Stored data:
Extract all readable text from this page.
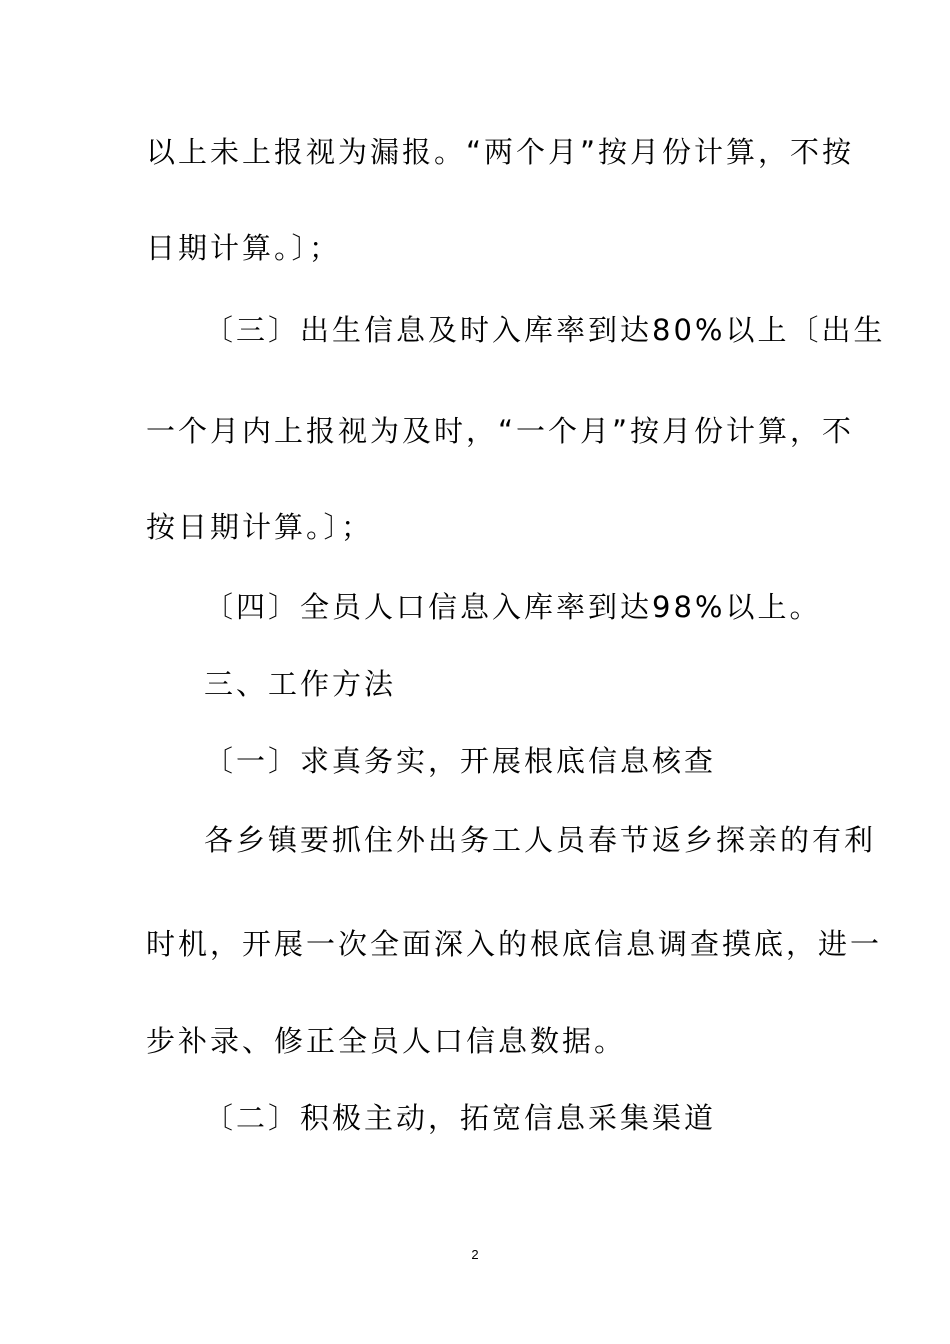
以上未上报视为漏报。“两个月”按月份计算，不按
日期计算。〕；
〔三〕出生信息及时入库率到达80%以上〔出生
一个月内上报视为及时，“一个月”按月份计算，不
按日期计算。〕；
〔四〕全员人口信息入库率到达98%以上。
三、工作方法
〔一〕求真务实，开展根底信息核查
各乡镇要抓住外出务工人员春节返乡探亲的有利
时机，开展一次全面深入的根底信息调查摸底，进一
步补录、修正全员人口信息数据。
〔二〕积极主动，拓宽信息采集渠道
2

Aim of the exercise: Return the entries unchanged, save for the pictures, which do not belong in the copy.

Written solution:
Extract all readable text from this page.
以上未上报视为漏报。“两个月”按月份计算，不按
日期计算。〕；
〔三〕出生信息及时入库率到达80%以上〔出生
一个月内上报视为及时，“一个月”按月份计算，不
按日期计算。〕；
〔四〕全员人口信息入库率到达98%以上。
三、工作方法
〔一〕求真务实，开展根底信息核查
各乡镇要抓住外出务工人员春节返乡探亲的有利
时机，开展一次全面深入的根底信息调查摸底，进一
步补录、修正全员人口信息数据。
〔二〕积极主动，拓宽信息采集渠道
2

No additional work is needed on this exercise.